• _WRITTEN EXERCISE_:
Each line in the entries below that holds the string "наращивается" is to be listed.
___ MATERIAL FOR THIS TASK
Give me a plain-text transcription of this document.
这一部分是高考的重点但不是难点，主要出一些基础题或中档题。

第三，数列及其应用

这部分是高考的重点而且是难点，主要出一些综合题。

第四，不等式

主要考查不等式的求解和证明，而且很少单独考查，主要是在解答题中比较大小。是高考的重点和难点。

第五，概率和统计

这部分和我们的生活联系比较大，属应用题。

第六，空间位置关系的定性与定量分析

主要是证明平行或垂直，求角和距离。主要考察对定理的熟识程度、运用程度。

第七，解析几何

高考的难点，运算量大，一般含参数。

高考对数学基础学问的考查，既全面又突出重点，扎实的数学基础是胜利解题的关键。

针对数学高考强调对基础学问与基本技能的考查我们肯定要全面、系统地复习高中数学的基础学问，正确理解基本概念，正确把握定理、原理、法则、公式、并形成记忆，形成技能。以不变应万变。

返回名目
______
___ MATERIAL FOR THIS TASK
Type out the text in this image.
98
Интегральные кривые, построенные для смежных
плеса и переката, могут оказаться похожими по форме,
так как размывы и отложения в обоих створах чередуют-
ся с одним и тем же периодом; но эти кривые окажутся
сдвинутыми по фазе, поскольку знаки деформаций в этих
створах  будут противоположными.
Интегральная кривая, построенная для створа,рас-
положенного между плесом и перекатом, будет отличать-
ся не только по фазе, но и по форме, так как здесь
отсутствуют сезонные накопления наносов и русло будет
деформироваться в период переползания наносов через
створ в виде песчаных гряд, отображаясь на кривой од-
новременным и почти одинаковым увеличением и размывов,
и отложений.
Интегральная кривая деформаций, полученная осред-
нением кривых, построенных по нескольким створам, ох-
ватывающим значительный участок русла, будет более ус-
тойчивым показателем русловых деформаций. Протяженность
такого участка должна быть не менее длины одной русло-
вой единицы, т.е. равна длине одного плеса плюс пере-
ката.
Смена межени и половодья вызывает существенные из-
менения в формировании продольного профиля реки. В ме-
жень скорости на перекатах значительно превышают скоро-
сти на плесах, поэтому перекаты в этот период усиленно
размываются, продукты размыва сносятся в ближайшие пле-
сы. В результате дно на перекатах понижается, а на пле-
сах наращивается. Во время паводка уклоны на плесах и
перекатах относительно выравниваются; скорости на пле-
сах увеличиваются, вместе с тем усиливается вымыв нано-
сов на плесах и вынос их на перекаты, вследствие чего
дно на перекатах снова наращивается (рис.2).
______
• _WRITTEN ANSWER_:
сах наращивается. Во время паводка уклоны на плесах и
дно на перекатах снова наращивается (рис.2).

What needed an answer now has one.